• REQUEST: Give back all the data exactly, line by line.

• EXERCISE MATERIAL:
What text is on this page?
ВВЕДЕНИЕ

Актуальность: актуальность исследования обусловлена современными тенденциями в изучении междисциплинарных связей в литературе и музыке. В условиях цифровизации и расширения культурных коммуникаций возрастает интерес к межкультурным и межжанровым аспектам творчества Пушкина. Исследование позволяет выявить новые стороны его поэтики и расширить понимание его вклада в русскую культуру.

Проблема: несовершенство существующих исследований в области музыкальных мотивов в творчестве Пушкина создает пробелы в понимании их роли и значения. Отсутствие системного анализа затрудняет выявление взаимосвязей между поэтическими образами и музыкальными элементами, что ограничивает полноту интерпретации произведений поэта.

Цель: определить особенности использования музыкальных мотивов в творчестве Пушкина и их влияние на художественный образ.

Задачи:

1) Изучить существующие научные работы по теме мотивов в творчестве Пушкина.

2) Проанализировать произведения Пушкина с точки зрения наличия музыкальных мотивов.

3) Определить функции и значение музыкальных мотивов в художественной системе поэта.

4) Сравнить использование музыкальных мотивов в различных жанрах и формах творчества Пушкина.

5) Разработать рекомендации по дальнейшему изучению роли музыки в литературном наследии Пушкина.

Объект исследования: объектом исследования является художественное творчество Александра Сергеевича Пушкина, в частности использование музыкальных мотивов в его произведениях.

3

• RESPONSE TO THE TASK:
What text is on this page?
ВВЕДЕНИЕ

Актуальность: актуальность исследования обусловлена современными тенденциями в изучении междисциплинарных связей в литературе и музыке. В условиях цифровизации и расширения культурных коммуникаций возрастает интерес к межкультурным и межжанровым аспектам творчества Пушкина. Исследование позволяет выявить новые стороны его поэтики и расширить понимание его вклада в русскую культуру.

Проблема: несовершенство существующих исследований в области музыкальных мотивов в творчестве Пушкина создает пробелы в понимании их роли и значения. Отсутствие системного анализа затрудняет выявление взаимосвязей между поэтическими образами и музыкальными элементами, что ограничивает полноту интерпретации произведений поэта.

Цель: определить особенности использования музыкальных мотивов в творчестве Пушкина и их влияние на художественный образ.

Задачи:

1) Изучить существующие научные работы по теме мотивов в творчестве Пушкина.

2) Проанализировать произведения Пушкина с точки зрения наличия музыкальных мотивов.

3) Определить функции и значение музыкальных мотивов в художественной системе поэта.

4) Сравнить использование музыкальных мотивов в различных жанрах и формах творчества Пушкина.

5) Разработать рекомендации по дальнейшему изучению роли музыки в литературном наследии Пушкина.

Объект исследования: объектом исследования является художественное творчество Александра Сергеевича Пушкина, в частности использование музыкальных мотивов в его произведениях.

3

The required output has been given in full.